## Problem to work on
Only lines holding the string "this" are wanted; copy each one from the material.

[Dataset records]
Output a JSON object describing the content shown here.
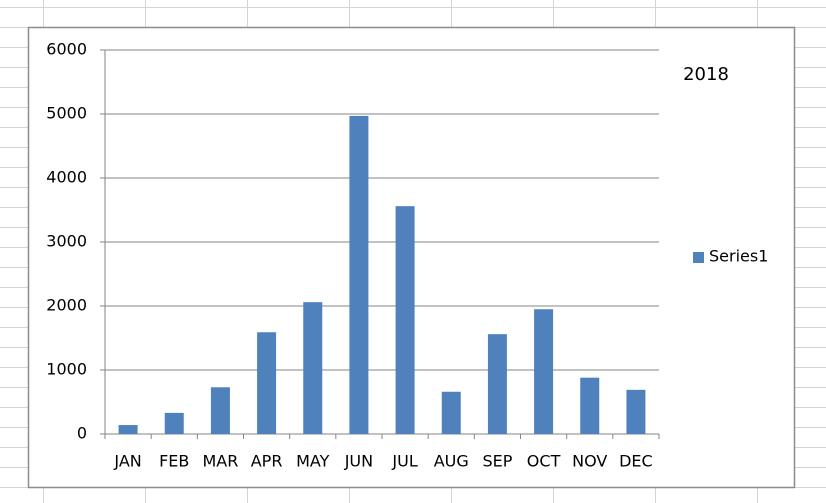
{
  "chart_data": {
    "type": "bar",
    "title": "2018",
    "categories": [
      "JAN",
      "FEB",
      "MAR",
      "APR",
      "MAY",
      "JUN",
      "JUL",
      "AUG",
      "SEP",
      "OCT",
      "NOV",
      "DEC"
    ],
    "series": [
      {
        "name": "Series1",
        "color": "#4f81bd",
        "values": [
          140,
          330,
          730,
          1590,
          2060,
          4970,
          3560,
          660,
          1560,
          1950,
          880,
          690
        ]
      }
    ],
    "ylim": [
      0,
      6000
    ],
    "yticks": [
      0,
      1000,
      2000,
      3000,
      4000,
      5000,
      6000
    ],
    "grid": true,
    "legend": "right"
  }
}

...

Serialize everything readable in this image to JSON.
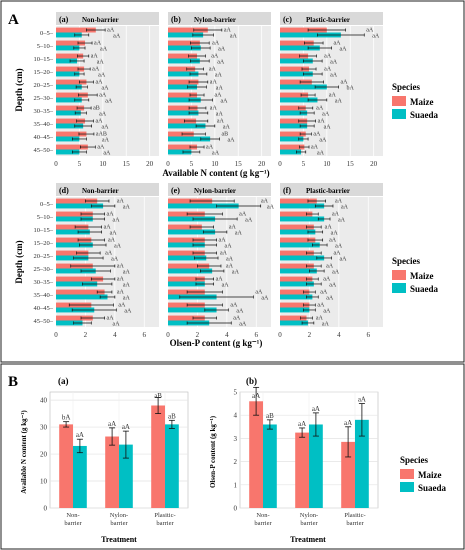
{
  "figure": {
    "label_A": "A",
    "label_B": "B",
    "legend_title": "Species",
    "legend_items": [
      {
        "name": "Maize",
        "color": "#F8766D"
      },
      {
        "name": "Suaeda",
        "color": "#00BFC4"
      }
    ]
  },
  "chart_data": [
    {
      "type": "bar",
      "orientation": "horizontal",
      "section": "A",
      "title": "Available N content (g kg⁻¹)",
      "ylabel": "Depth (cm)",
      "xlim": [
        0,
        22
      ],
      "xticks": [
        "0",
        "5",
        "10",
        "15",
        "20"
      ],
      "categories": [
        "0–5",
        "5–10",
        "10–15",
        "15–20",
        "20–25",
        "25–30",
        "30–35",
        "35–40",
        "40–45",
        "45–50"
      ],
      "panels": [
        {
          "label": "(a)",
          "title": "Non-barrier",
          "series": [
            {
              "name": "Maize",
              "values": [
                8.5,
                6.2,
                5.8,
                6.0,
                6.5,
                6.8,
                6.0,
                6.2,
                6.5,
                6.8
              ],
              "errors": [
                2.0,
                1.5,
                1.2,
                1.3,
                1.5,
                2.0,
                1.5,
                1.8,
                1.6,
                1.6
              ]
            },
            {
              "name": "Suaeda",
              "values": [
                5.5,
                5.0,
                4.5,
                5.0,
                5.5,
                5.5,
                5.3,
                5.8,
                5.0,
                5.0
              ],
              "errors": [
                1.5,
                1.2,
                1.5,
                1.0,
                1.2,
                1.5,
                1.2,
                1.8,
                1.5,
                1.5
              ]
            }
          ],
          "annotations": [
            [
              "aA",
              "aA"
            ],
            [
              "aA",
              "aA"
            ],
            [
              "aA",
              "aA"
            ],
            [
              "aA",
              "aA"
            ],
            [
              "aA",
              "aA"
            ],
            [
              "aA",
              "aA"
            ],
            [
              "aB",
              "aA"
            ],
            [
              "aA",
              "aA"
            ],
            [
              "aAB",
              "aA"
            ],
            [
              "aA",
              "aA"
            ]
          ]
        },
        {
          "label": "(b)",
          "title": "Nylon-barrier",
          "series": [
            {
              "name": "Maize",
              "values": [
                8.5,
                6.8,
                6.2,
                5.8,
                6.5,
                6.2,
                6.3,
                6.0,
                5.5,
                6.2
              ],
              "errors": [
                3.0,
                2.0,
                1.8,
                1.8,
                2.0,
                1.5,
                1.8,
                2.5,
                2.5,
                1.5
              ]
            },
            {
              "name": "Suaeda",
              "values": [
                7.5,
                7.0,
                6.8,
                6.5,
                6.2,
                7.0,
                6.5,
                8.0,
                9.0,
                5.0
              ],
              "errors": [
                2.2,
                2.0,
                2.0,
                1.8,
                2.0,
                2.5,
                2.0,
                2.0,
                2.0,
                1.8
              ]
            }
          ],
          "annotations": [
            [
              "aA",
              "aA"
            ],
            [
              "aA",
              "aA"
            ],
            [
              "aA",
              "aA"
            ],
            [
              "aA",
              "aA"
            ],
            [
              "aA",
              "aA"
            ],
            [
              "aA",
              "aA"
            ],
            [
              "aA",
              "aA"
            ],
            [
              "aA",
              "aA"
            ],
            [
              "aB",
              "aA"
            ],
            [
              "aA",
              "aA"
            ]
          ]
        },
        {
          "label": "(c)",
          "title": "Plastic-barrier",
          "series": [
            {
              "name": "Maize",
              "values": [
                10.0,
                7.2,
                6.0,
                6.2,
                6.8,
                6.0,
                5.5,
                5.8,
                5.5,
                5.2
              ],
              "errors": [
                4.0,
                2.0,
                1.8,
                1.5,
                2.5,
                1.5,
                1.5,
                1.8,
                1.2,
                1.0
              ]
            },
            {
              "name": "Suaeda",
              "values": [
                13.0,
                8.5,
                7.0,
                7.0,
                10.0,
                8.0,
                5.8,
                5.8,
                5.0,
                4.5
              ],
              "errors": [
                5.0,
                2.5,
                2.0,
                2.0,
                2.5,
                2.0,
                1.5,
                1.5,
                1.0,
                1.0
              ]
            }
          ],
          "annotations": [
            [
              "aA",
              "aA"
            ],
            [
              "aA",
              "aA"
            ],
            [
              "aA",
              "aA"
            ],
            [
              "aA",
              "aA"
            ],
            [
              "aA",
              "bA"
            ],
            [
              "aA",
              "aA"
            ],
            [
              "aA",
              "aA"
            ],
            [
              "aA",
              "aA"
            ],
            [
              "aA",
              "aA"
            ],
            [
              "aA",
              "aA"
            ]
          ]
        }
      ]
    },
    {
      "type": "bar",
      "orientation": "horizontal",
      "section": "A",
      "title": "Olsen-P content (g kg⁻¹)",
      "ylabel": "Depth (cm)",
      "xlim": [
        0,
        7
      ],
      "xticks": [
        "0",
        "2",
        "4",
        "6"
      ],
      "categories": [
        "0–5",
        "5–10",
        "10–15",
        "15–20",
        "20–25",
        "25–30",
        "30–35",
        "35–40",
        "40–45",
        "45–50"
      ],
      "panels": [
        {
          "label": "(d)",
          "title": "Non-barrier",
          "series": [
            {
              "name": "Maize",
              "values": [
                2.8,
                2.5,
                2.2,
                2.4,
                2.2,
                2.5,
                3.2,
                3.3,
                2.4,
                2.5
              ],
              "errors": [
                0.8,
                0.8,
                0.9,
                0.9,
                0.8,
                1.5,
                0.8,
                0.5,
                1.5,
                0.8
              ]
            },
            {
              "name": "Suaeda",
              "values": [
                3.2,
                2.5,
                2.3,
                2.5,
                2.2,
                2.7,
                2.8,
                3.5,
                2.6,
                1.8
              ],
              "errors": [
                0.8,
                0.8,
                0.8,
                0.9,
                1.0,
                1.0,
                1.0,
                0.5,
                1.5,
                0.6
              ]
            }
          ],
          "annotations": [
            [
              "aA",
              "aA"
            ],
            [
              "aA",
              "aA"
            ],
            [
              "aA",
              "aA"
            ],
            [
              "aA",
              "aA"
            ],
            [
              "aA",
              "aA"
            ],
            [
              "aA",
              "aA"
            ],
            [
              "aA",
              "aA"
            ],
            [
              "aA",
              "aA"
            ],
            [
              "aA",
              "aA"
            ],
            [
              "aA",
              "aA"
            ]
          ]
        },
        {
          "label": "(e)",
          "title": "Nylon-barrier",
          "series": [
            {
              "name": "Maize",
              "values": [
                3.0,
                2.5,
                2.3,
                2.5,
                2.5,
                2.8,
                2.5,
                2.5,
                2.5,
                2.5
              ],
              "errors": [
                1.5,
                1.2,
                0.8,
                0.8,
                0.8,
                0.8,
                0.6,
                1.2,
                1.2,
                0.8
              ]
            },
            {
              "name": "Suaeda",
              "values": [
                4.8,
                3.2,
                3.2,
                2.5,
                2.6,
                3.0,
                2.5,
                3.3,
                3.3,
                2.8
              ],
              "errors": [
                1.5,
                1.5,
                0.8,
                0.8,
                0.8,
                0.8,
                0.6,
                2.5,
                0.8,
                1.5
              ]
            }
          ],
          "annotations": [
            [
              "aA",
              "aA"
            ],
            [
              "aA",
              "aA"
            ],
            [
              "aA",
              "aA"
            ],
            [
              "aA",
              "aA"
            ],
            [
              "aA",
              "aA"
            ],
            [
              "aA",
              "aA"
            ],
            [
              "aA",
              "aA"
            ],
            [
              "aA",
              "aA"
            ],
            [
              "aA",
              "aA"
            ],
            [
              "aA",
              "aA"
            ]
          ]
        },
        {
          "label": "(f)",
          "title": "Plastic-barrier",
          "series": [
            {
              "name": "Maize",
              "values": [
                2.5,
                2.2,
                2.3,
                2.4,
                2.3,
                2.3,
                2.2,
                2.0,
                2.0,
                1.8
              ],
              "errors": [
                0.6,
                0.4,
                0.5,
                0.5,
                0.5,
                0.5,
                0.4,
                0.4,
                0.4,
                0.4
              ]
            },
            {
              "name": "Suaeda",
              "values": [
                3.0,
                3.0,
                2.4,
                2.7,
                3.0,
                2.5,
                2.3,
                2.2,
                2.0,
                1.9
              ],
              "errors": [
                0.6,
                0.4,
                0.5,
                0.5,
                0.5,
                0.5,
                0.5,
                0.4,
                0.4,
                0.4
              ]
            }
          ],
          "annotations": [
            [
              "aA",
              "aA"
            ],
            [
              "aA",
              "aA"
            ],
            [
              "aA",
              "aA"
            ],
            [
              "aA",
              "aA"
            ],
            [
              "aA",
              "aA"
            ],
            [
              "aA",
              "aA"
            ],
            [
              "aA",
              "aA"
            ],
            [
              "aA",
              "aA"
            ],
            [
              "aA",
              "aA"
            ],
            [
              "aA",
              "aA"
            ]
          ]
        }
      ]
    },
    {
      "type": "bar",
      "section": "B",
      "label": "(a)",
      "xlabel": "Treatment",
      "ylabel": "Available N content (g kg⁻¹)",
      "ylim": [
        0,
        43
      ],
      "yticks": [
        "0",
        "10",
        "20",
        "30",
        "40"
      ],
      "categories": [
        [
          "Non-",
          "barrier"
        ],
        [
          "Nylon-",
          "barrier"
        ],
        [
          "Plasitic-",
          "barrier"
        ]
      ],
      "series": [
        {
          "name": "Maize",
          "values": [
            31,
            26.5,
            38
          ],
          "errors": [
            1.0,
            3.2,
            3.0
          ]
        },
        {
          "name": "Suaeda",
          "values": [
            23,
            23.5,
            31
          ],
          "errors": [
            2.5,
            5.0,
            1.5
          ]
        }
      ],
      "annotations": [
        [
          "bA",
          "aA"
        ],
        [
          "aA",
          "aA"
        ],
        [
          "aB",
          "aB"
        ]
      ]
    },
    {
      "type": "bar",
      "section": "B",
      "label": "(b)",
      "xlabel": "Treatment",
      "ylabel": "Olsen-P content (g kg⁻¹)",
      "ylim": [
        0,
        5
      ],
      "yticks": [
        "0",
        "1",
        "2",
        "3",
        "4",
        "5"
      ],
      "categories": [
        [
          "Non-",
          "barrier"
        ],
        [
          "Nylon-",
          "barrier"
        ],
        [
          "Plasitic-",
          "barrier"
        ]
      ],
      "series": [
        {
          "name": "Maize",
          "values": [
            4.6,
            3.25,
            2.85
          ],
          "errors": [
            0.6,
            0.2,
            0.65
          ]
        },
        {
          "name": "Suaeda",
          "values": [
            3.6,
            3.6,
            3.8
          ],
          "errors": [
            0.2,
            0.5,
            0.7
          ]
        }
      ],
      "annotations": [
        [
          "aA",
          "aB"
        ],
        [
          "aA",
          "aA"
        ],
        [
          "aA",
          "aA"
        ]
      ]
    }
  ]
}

* * *

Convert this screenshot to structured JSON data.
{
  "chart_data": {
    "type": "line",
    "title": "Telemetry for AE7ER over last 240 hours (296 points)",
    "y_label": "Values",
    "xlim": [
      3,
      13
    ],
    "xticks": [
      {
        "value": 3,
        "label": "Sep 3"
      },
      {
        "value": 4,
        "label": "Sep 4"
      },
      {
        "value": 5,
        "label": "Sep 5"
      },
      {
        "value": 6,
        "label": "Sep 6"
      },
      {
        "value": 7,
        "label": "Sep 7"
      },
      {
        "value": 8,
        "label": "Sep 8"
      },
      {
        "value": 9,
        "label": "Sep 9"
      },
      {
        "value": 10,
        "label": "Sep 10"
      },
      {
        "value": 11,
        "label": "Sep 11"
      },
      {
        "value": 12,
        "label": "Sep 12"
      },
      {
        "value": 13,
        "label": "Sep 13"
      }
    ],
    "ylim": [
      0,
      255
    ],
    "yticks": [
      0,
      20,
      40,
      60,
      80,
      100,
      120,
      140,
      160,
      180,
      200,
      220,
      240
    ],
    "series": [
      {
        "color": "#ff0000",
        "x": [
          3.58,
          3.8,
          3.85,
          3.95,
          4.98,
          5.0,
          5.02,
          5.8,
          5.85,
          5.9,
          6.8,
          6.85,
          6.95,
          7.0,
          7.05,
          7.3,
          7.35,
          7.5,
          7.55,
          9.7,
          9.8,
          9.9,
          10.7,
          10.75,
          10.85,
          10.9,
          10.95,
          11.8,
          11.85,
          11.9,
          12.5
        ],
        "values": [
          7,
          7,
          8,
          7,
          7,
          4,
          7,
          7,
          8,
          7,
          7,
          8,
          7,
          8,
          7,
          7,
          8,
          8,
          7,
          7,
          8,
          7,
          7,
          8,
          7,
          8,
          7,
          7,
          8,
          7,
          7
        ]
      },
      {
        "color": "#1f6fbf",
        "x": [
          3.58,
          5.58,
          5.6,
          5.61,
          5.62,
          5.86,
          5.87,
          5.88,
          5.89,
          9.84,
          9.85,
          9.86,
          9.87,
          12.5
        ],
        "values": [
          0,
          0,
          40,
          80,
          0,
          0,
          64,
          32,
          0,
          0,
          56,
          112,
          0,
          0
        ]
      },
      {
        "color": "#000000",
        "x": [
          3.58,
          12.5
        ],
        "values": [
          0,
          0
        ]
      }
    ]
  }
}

## Complete output
Serialize everything readable in this image to JSON.
Convert this screenshot to structured JSON data.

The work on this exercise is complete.